#### The exercise
Look through the material below. Copy each line that contains the string "中层及以上管理人员".
start Dataset rows
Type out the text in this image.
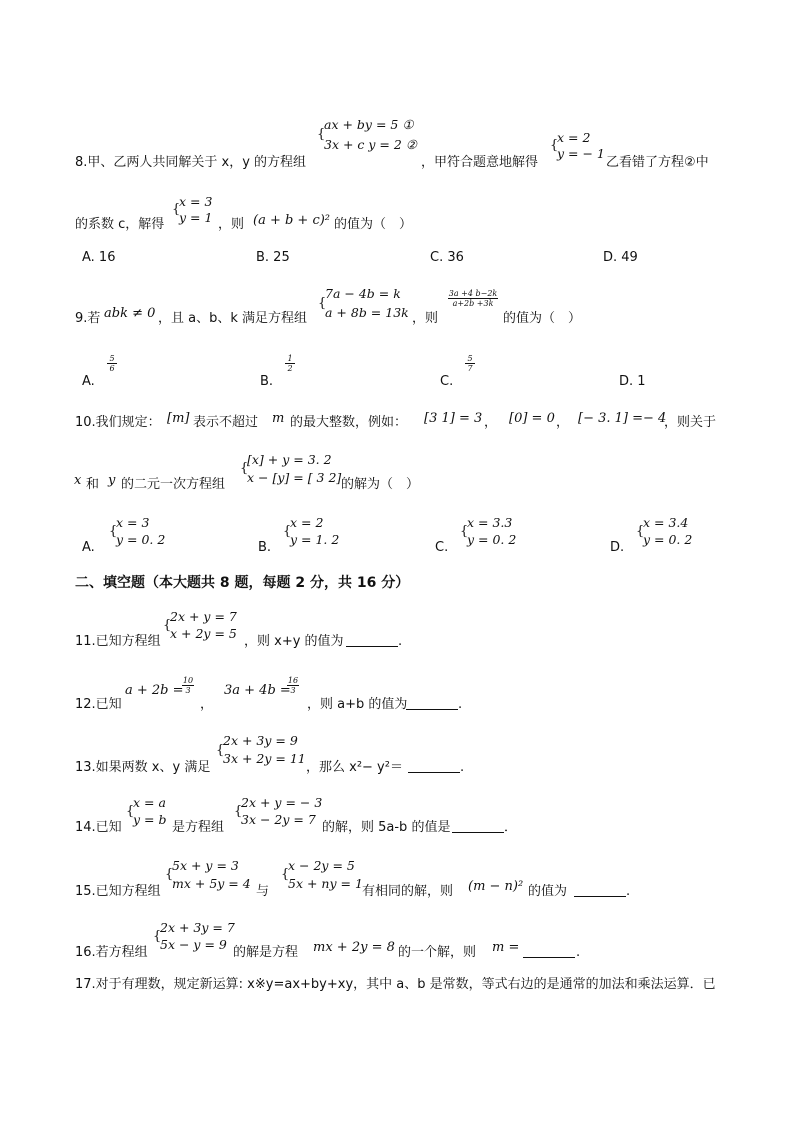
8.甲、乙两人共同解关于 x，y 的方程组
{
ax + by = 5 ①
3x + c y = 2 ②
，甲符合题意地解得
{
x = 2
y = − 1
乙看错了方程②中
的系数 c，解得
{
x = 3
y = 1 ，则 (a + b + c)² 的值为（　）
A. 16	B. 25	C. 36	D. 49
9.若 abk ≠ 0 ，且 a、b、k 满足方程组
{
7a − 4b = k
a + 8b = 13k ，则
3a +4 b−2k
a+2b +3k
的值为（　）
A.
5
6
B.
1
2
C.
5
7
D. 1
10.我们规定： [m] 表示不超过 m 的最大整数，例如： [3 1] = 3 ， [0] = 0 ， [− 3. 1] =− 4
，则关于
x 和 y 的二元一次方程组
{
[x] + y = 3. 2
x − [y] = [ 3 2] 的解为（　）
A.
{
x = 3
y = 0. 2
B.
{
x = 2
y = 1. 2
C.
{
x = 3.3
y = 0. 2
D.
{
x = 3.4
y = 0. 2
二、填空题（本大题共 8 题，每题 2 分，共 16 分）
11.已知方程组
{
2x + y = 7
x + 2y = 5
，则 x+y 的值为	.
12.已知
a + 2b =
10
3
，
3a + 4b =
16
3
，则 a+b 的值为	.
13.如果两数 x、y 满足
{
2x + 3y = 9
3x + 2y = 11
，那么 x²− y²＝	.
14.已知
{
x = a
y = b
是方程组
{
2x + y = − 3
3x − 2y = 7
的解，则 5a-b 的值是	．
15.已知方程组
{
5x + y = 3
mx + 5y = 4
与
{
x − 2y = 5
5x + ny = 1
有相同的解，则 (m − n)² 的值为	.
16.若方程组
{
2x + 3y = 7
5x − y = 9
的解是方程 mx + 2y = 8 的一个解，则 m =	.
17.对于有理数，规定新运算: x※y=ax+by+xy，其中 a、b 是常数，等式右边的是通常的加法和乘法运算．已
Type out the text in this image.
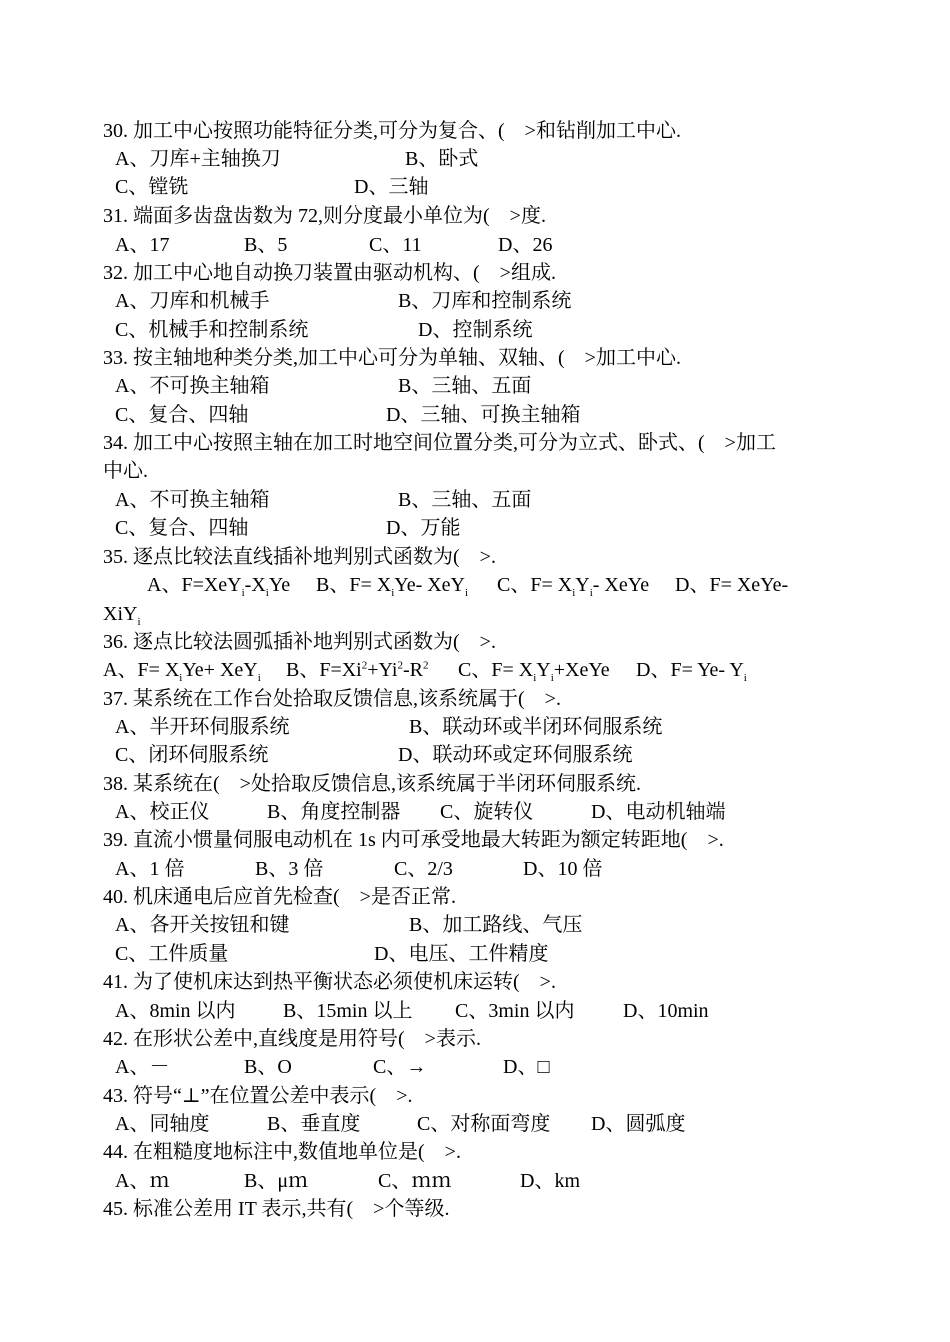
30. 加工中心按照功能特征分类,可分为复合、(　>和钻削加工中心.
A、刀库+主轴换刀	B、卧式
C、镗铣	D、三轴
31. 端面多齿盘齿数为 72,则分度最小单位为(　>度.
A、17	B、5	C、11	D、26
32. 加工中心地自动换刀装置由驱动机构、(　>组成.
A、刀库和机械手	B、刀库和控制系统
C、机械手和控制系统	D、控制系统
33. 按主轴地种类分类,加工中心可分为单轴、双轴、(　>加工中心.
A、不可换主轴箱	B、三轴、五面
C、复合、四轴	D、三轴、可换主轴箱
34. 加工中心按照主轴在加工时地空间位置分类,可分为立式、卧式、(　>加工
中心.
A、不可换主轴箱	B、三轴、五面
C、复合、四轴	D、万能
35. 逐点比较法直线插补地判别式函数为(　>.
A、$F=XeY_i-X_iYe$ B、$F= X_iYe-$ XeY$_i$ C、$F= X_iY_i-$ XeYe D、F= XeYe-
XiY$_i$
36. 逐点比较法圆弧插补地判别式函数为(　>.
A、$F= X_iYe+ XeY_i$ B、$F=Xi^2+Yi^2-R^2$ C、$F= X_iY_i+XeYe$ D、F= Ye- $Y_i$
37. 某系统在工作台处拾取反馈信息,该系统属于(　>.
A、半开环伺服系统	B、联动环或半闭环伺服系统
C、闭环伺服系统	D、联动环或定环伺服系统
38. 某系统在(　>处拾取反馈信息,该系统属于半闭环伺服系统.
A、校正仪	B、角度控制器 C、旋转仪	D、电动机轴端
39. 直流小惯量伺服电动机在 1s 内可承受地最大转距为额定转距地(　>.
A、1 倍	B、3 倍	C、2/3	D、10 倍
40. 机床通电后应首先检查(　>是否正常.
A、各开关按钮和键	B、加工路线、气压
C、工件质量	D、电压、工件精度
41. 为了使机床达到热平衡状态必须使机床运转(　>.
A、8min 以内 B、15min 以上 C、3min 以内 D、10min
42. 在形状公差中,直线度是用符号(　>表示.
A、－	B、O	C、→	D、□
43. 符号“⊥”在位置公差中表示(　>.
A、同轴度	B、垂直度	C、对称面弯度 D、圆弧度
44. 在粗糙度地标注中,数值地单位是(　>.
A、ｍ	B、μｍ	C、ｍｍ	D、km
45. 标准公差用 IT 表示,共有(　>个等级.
end Dataset rows
start Dataset rows
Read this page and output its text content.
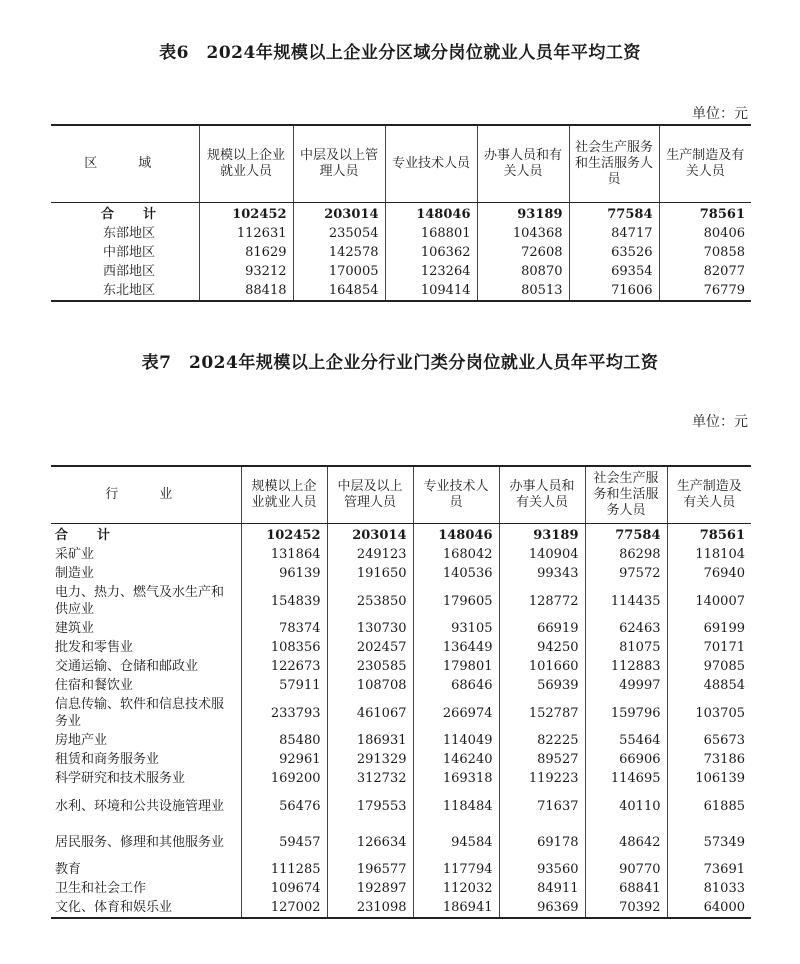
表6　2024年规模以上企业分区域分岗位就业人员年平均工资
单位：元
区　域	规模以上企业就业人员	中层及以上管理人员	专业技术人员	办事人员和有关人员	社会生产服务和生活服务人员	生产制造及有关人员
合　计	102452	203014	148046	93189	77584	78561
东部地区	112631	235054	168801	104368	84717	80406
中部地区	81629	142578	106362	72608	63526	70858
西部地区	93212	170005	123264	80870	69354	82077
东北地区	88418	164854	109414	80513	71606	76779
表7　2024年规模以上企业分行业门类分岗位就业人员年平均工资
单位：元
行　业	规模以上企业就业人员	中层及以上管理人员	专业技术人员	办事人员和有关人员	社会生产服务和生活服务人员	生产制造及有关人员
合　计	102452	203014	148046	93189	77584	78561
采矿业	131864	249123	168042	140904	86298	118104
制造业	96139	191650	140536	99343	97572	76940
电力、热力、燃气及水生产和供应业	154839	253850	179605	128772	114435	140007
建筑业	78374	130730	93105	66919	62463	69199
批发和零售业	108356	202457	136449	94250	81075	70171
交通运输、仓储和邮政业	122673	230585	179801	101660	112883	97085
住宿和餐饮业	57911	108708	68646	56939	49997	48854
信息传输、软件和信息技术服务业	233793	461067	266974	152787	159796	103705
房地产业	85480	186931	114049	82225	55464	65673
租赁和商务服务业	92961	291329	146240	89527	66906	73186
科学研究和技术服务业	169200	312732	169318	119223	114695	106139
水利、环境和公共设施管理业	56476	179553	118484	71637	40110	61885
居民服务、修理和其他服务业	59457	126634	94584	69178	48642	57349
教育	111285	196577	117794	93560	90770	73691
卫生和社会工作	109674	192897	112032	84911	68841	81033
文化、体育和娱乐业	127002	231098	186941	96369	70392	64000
end Dataset rows
#### Solution below
区　域	规模以上企业就业人员	中层及以上管理人员	专业技术人员	办事人员和有关人员	社会生产服务和生活服务人员	生产制造及有关人员
行　业	规模以上企业就业人员	中层及以上管理人员	专业技术人员	办事人员和有关人员	社会生产服务和生活服务人员	生产制造及有关人员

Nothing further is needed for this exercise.